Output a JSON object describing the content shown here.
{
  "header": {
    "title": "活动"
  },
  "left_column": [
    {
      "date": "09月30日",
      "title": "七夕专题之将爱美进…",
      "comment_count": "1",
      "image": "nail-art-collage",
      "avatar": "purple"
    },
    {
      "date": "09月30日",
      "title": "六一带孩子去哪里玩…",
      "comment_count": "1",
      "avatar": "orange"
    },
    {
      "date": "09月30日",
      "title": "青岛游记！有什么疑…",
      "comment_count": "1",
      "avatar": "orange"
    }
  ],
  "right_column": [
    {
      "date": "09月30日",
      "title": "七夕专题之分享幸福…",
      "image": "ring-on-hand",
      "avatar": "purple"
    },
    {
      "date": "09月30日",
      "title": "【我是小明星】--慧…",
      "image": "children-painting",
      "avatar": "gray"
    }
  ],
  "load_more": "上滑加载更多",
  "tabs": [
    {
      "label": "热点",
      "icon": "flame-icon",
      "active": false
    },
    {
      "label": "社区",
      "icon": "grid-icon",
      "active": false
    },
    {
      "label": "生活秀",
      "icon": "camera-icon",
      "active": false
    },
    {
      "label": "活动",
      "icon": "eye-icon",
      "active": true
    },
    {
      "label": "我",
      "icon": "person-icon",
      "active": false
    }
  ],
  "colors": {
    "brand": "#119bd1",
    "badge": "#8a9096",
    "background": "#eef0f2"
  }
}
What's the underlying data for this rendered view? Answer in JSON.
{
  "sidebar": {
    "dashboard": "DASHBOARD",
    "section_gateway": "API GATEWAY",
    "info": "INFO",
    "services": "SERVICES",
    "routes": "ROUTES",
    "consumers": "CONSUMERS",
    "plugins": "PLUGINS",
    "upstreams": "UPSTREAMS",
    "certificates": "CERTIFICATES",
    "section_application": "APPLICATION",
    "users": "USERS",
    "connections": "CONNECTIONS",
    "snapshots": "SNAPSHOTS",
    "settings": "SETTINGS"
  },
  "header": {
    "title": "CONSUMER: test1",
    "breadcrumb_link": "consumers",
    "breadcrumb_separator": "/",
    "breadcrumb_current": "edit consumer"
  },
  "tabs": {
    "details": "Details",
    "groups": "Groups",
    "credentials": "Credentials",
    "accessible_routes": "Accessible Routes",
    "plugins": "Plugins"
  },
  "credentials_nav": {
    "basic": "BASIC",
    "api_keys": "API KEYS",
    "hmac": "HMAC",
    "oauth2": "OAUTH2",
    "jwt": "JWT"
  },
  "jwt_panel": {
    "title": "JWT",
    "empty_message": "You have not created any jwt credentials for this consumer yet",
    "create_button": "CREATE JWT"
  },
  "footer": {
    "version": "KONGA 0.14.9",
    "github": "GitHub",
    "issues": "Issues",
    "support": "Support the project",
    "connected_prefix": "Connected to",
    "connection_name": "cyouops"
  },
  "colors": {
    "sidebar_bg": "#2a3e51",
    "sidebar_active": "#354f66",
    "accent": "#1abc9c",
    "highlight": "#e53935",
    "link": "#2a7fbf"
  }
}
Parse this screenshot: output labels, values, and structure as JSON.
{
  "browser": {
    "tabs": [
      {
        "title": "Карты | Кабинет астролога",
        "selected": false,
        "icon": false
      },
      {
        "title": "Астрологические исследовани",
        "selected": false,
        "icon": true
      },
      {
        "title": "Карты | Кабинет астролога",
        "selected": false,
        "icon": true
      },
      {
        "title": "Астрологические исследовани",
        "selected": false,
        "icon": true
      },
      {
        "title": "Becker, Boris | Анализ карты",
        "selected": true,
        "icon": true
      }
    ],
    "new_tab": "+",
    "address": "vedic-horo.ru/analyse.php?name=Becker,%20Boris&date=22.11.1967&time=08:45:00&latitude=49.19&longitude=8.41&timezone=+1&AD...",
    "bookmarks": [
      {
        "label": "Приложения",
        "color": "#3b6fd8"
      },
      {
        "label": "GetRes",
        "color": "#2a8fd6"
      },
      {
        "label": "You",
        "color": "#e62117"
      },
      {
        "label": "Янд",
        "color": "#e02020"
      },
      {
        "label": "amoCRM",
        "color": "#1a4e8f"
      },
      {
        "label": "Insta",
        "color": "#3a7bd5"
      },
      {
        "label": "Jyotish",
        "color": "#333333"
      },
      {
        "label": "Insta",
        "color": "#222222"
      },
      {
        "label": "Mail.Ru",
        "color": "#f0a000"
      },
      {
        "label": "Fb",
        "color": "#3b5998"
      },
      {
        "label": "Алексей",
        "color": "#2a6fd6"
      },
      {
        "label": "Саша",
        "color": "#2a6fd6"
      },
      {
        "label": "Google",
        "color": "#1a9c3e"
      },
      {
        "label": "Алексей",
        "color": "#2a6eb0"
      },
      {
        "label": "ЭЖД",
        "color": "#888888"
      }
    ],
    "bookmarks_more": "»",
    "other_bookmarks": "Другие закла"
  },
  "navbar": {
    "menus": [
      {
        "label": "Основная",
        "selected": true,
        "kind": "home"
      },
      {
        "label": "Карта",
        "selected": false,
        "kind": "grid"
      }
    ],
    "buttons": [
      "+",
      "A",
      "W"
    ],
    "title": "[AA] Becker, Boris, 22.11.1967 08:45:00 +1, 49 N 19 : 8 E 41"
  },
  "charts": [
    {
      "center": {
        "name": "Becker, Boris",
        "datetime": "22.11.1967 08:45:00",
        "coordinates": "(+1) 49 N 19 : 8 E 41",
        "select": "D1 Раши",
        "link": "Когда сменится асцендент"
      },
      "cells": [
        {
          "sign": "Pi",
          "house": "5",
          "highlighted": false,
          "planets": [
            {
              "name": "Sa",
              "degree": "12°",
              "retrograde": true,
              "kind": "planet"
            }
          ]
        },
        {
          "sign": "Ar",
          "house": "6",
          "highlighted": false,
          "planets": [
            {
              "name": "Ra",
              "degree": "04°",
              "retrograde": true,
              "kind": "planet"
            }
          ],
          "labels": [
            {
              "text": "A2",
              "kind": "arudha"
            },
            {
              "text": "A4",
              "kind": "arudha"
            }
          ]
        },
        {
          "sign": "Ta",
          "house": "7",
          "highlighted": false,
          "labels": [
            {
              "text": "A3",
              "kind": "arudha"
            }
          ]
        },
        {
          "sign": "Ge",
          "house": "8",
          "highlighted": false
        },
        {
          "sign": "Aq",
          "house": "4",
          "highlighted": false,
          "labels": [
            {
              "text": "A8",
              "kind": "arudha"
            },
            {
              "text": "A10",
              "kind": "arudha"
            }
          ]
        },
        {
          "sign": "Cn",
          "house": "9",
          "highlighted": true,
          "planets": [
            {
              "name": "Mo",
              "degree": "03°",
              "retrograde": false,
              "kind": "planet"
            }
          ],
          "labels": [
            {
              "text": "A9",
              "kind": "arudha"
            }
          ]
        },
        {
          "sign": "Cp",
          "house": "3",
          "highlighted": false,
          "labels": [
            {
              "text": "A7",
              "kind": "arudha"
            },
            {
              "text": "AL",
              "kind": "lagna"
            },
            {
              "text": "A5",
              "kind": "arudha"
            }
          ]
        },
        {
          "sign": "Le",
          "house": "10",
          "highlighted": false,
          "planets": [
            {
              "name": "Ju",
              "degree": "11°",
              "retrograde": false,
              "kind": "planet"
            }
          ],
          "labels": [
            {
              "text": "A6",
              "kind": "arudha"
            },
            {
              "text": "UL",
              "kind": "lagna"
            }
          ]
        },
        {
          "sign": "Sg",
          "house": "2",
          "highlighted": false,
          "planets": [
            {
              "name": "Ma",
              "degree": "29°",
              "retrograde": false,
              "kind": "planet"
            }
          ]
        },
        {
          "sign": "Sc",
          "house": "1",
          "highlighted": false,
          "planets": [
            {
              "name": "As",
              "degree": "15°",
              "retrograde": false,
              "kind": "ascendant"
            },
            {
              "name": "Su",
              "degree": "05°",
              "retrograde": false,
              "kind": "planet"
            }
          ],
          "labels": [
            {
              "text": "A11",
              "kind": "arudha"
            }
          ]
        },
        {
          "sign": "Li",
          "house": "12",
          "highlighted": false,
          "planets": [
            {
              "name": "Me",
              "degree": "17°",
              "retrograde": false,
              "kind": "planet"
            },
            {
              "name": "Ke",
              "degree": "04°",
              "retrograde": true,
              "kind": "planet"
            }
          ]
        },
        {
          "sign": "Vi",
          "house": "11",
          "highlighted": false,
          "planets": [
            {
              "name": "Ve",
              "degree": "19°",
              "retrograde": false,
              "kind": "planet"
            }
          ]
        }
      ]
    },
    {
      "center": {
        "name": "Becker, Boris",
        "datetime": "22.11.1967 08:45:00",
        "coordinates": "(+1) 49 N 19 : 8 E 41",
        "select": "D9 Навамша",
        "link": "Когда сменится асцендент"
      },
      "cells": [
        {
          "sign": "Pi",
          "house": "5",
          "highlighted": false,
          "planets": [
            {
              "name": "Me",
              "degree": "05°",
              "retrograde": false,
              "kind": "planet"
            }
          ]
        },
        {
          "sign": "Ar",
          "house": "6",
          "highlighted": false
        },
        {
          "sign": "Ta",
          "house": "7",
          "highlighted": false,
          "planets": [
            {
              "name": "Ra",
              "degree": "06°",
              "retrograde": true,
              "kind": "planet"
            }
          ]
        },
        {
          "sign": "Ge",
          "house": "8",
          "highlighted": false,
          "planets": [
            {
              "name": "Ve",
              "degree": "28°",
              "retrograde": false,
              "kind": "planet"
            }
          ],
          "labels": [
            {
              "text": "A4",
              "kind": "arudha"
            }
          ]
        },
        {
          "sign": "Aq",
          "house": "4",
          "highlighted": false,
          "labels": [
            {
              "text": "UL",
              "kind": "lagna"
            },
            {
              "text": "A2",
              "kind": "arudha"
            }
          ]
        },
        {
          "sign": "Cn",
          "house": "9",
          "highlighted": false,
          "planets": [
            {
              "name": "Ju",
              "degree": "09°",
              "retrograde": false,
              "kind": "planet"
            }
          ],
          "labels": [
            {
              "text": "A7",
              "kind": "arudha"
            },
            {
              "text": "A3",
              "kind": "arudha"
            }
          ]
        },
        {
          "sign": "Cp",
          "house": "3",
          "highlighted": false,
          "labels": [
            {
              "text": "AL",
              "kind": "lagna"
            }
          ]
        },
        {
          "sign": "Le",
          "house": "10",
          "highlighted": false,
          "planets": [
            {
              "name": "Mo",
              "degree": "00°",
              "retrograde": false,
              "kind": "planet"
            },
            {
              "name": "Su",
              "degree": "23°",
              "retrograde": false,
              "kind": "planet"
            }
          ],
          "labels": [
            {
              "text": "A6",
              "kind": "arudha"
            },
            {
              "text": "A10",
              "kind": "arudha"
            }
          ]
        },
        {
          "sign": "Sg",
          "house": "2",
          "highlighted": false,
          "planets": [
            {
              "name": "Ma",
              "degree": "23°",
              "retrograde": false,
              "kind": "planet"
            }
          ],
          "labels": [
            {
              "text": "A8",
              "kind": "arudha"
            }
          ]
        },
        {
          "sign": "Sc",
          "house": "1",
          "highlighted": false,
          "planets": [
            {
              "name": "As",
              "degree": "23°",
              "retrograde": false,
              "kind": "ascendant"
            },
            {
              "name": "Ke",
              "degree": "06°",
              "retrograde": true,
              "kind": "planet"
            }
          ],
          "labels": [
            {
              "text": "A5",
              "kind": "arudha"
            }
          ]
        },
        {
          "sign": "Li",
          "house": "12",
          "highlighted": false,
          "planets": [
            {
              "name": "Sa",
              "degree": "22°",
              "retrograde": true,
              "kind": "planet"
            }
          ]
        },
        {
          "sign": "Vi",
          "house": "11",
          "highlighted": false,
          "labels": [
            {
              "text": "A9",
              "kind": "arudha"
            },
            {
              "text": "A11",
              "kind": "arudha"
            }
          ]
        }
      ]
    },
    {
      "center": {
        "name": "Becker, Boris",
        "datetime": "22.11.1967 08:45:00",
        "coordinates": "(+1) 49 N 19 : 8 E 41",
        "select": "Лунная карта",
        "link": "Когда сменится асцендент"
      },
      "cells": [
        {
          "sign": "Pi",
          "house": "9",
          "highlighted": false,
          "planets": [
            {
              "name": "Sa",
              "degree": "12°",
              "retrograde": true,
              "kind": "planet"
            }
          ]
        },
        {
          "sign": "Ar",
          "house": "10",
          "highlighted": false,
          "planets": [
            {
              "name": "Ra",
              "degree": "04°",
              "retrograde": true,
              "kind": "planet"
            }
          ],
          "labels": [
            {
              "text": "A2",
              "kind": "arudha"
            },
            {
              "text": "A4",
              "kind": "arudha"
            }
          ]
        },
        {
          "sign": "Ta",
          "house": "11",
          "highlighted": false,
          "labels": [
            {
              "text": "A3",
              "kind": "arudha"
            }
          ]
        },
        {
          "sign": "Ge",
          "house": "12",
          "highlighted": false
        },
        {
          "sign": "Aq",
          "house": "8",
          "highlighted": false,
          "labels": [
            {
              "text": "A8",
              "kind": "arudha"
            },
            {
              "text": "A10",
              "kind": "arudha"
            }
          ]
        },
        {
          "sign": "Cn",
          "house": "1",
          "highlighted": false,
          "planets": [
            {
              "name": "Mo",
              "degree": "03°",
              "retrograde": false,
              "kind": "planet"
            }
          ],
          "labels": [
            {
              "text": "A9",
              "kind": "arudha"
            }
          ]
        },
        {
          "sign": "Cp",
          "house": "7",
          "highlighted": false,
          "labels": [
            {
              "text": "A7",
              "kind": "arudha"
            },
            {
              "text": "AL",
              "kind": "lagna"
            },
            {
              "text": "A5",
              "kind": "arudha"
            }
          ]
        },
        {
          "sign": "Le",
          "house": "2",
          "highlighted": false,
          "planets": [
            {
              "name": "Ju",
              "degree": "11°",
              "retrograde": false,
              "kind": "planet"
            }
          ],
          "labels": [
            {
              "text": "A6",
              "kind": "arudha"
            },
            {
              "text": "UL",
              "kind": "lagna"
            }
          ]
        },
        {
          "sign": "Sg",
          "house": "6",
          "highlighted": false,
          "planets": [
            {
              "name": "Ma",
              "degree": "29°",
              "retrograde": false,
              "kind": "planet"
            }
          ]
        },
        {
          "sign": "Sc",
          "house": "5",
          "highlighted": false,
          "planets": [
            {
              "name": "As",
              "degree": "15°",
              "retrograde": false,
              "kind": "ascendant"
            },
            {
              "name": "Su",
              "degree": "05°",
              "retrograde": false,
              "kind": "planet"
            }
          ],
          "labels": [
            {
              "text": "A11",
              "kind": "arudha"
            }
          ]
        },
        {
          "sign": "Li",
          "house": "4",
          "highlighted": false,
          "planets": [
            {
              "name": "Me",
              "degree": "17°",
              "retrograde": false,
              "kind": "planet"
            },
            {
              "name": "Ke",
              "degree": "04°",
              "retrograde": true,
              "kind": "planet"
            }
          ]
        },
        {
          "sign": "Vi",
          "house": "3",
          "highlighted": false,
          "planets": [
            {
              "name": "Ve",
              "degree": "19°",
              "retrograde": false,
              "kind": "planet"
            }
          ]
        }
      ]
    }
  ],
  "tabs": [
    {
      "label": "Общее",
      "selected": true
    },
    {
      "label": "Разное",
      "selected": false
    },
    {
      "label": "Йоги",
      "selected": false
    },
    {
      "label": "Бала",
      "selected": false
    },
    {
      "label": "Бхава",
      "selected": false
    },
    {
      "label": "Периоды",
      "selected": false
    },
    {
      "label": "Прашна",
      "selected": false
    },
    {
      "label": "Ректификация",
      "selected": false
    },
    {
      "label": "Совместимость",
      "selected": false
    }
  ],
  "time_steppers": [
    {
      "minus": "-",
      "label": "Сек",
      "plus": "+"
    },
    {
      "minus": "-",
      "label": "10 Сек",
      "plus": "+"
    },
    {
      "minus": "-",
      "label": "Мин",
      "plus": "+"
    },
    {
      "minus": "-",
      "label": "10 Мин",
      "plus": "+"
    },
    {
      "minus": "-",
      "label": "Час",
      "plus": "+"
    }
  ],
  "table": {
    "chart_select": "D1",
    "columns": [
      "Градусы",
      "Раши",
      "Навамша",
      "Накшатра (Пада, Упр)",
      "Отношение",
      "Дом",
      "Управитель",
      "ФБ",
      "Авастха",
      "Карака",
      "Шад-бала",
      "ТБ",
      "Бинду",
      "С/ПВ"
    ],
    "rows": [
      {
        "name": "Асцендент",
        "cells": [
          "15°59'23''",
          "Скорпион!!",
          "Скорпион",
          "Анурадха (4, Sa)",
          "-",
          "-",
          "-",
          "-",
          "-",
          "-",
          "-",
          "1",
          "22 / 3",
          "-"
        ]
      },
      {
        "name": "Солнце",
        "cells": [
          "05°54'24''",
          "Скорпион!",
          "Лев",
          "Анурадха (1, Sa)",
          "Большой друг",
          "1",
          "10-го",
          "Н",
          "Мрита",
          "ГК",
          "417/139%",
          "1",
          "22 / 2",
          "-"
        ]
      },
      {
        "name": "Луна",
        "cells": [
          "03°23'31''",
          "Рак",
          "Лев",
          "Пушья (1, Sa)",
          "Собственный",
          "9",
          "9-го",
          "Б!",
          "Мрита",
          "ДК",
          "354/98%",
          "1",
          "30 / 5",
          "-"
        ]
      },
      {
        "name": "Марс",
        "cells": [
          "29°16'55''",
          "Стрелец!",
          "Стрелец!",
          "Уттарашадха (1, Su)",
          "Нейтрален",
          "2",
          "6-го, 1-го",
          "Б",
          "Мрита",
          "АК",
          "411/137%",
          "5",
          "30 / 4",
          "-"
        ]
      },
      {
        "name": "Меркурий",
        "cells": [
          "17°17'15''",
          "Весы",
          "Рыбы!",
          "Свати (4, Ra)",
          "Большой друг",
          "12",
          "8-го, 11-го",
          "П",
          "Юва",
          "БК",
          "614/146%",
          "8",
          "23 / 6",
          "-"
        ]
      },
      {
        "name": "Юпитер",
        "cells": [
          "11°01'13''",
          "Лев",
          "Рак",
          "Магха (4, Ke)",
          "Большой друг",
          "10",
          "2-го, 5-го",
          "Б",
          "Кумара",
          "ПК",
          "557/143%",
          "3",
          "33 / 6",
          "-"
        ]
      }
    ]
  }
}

- _Task description_
Count every line in the data where the string "this" occurs. Give nothing except the number.

- _Right answer_
3